Every record below should be printed exactly as given.

## start

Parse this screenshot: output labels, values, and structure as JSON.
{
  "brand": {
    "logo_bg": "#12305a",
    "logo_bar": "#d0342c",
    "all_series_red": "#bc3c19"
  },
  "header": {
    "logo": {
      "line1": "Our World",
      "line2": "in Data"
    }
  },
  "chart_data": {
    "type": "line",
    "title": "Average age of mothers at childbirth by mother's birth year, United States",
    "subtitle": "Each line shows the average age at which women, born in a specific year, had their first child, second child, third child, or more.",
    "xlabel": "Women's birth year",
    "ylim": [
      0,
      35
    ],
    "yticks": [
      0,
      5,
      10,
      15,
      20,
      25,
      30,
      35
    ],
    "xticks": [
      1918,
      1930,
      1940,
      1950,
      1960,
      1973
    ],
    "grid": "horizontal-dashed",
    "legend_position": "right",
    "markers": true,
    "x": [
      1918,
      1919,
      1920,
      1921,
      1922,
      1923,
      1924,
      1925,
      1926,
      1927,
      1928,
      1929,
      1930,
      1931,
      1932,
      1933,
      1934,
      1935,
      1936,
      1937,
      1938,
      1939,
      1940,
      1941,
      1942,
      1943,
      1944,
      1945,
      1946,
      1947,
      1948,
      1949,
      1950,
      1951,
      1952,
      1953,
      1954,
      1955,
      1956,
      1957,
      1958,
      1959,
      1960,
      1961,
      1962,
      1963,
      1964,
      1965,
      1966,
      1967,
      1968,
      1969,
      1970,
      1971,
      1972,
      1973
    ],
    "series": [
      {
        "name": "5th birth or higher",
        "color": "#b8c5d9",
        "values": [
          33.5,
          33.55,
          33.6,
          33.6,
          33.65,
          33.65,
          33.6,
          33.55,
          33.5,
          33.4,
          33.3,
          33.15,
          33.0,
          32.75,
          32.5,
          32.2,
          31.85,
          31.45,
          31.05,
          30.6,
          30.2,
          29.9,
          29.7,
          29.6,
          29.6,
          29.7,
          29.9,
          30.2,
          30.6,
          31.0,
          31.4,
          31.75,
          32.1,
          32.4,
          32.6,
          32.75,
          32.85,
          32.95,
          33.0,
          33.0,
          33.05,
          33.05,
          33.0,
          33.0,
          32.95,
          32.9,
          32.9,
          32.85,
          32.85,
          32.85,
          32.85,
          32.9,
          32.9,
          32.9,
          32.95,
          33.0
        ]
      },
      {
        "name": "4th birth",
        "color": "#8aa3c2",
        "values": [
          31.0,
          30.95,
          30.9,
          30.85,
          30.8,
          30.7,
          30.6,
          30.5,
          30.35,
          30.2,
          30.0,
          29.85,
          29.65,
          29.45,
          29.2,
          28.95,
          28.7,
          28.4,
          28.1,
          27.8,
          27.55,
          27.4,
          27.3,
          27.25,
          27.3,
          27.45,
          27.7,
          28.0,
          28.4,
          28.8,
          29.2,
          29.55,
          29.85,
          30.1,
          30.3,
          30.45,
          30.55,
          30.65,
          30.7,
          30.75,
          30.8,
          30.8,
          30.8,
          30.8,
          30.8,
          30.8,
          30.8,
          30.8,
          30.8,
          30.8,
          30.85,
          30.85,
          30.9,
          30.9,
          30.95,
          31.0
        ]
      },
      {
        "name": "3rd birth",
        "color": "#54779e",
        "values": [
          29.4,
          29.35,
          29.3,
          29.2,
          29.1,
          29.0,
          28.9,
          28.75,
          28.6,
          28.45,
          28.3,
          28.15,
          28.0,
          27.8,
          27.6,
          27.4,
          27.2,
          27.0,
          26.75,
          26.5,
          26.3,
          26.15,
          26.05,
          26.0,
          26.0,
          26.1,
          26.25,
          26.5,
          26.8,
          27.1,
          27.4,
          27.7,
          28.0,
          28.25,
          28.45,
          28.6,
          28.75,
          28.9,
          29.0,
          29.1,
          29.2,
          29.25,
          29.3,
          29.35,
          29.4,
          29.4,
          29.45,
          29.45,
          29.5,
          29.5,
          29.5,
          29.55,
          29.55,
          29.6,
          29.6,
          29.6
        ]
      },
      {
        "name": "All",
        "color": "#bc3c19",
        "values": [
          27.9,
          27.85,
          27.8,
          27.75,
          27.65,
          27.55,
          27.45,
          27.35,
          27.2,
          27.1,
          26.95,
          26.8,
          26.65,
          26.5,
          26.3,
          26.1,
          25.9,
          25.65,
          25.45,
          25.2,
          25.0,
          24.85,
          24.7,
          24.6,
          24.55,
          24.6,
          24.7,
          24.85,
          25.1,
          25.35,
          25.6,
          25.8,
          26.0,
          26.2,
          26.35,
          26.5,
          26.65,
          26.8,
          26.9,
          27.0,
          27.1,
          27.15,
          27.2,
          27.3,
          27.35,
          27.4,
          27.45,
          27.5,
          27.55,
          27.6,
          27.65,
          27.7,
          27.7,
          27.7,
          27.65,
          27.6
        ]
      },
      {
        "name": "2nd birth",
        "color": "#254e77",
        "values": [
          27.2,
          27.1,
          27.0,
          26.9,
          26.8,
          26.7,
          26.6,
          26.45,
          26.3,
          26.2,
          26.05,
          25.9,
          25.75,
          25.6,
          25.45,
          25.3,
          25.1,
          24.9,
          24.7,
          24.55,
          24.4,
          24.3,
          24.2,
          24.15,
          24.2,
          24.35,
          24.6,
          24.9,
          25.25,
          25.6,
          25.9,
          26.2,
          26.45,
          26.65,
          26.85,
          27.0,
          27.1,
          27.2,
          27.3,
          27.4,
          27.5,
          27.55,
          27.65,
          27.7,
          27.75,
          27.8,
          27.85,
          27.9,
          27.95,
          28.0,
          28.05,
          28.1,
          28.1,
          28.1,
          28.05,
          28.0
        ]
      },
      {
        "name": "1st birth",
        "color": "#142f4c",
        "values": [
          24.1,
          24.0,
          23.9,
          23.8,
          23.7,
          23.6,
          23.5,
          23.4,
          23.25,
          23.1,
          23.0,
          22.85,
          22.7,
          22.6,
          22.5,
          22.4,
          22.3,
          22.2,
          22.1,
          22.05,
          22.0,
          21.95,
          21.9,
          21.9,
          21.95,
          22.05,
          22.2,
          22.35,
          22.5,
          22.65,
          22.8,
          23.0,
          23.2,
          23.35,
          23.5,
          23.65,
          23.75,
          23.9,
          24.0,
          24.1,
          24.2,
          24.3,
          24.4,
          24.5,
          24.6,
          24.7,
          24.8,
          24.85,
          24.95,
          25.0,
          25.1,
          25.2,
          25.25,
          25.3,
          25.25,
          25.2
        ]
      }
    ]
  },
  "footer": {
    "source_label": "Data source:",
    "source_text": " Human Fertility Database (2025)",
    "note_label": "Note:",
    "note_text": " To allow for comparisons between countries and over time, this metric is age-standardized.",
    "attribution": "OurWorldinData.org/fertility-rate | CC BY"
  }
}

## end

Response to the task:
Parse this screenshot: output labels, values, and structure as JSON.
{
  "brand": {
    "logo_bg": "#12305a",
    "logo_bar": "#d0342c",
    "all_series_red": "#bc3c19"
  },
  "header": {
    "logo": {
      "line1": "Our World",
      "line2": "in Data"
    }
  },
  "chart_data": {
    "type": "line",
    "title": "Average age of mothers at childbirth by mother's birth year, United States",
    "subtitle": "Each line shows the average age at which women, born in a specific year, had their first child, second child, third child, or more.",
    "xlabel": "Women's birth year",
    "ylim": [
      0,
      35
    ],
    "yticks": [
      0,
      5,
      10,
      15,
      20,
      25,
      30,
      35
    ],
    "xticks": [
      1918,
      1930,
      1940,
      1950,
      1960,
      1973
    ],
    "grid": "horizontal-dashed",
    "legend_position": "right",
    "markers": true,
    "x": [
      1918,
      1919,
      1920,
      1921,
      1922,
      1923,
      1924,
      1925,
      1926,
      1927,
      1928,
      1929,
      1930,
      1931,
      1932,
      1933,
      1934,
      1935,
      1936,
      1937,
      1938,
      1939,
      1940,
      1941,
      1942,
      1943,
      1944,
      1945,
      1946,
      1947,
      1948,
      1949,
      1950,
      1951,
      1952,
      1953,
      1954,
      1955,
      1956,
      1957,
      1958,
      1959,
      1960,
      1961,
      1962,
      1963,
      1964,
      1965,
      1966,
      1967,
      1968,
      1969,
      1970,
      1971,
      1972,
      1973
    ],
    "series": [
      {
        "name": "5th birth or higher",
        "color": "#b8c5d9",
        "values": [
          33.5,
          33.55,
          33.6,
          33.6,
          33.65,
          33.65,
          33.6,
          33.55,
          33.5,
          33.4,
          33.3,
          33.15,
          33.0,
          32.75,
          32.5,
          32.2,
          31.85,
          31.45,
          31.05,
          30.6,
          30.2,
          29.9,
          29.7,
          29.6,
          29.6,
          29.7,
          29.9,
          30.2,
          30.6,
          31.0,
          31.4,
          31.75,
          32.1,
          32.4,
          32.6,
          32.75,
          32.85,
          32.95,
          33.0,
          33.0,
          33.05,
          33.05,
          33.0,
          33.0,
          32.95,
          32.9,
          32.9,
          32.85,
          32.85,
          32.85,
          32.85,
          32.9,
          32.9,
          32.9,
          32.95,
          33.0
        ]
      },
      {
        "name": "4th birth",
        "color": "#8aa3c2",
        "values": [
          31.0,
          30.95,
          30.9,
          30.85,
          30.8,
          30.7,
          30.6,
          30.5,
          30.35,
          30.2,
          30.0,
          29.85,
          29.65,
          29.45,
          29.2,
          28.95,
          28.7,
          28.4,
          28.1,
          27.8,
          27.55,
          27.4,
          27.3,
          27.25,
          27.3,
          27.45,
          27.7,
          28.0,
          28.4,
          28.8,
          29.2,
          29.55,
          29.85,
          30.1,
          30.3,
          30.45,
          30.55,
          30.65,
          30.7,
          30.75,
          30.8,
          30.8,
          30.8,
          30.8,
          30.8,
          30.8,
          30.8,
          30.8,
          30.8,
          30.8,
          30.85,
          30.85,
          30.9,
          30.9,
          30.95,
          31.0
        ]
      },
      {
        "name": "3rd birth",
        "color": "#54779e",
        "values": [
          29.4,
          29.35,
          29.3,
          29.2,
          29.1,
          29.0,
          28.9,
          28.75,
          28.6,
          28.45,
          28.3,
          28.15,
          28.0,
          27.8,
          27.6,
          27.4,
          27.2,
          27.0,
          26.75,
          26.5,
          26.3,
          26.15,
          26.05,
          26.0,
          26.0,
          26.1,
          26.25,
          26.5,
          26.8,
          27.1,
          27.4,
          27.7,
          28.0,
          28.25,
          28.45,
          28.6,
          28.75,
          28.9,
          29.0,
          29.1,
          29.2,
          29.25,
          29.3,
          29.35,
          29.4,
          29.4,
          29.45,
          29.45,
          29.5,
          29.5,
          29.5,
          29.55,
          29.55,
          29.6,
          29.6,
          29.6
        ]
      },
      {
        "name": "All",
        "color": "#bc3c19",
        "values": [
          27.9,
          27.85,
          27.8,
          27.75,
          27.65,
          27.55,
          27.45,
          27.35,
          27.2,
          27.1,
          26.95,
          26.8,
          26.65,
          26.5,
          26.3,
          26.1,
          25.9,
          25.65,
          25.45,
          25.2,
          25.0,
          24.85,
          24.7,
          24.6,
          24.55,
          24.6,
          24.7,
          24.85,
          25.1,
          25.35,
          25.6,
          25.8,
          26.0,
          26.2,
          26.35,
          26.5,
          26.65,
          26.8,
          26.9,
          27.0,
          27.1,
          27.15,
          27.2,
          27.3,
          27.35,
          27.4,
          27.45,
          27.5,
          27.55,
          27.6,
          27.65,
          27.7,
          27.7,
          27.7,
          27.65,
          27.6
        ]
      },
      {
        "name": "2nd birth",
        "color": "#254e77",
        "values": [
          27.2,
          27.1,
          27.0,
          26.9,
          26.8,
          26.7,
          26.6,
          26.45,
          26.3,
          26.2,
          26.05,
          25.9,
          25.75,
          25.6,
          25.45,
          25.3,
          25.1,
          24.9,
          24.7,
          24.55,
          24.4,
          24.3,
          24.2,
          24.15,
          24.2,
          24.35,
          24.6,
          24.9,
          25.25,
          25.6,
          25.9,
          26.2,
          26.45,
          26.65,
          26.85,
          27.0,
          27.1,
          27.2,
          27.3,
          27.4,
          27.5,
          27.55,
          27.65,
          27.7,
          27.75,
          27.8,
          27.85,
          27.9,
          27.95,
          28.0,
          28.05,
          28.1,
          28.1,
          28.1,
          28.05,
          28.0
        ]
      },
      {
        "name": "1st birth",
        "color": "#142f4c",
        "values": [
          24.1,
          24.0,
          23.9,
          23.8,
          23.7,
          23.6,
          23.5,
          23.4,
          23.25,
          23.1,
          23.0,
          22.85,
          22.7,
          22.6,
          22.5,
          22.4,
          22.3,
          22.2,
          22.1,
          22.05,
          22.0,
          21.95,
          21.9,
          21.9,
          21.95,
          22.05,
          22.2,
          22.35,
          22.5,
          22.65,
          22.8,
          23.0,
          23.2,
          23.35,
          23.5,
          23.65,
          23.75,
          23.9,
          24.0,
          24.1,
          24.2,
          24.3,
          24.4,
          24.5,
          24.6,
          24.7,
          24.8,
          24.85,
          24.95,
          25.0,
          25.1,
          25.2,
          25.25,
          25.3,
          25.25,
          25.2
        ]
      }
    ]
  },
  "footer": {
    "source_label": "Data source:",
    "source_text": " Human Fertility Database (2025)",
    "note_label": "Note:",
    "note_text": " To allow for comparisons between countries and over time, this metric is age-standardized.",
    "attribution": "OurWorldinData.org/fertility-rate | CC BY"
  }
}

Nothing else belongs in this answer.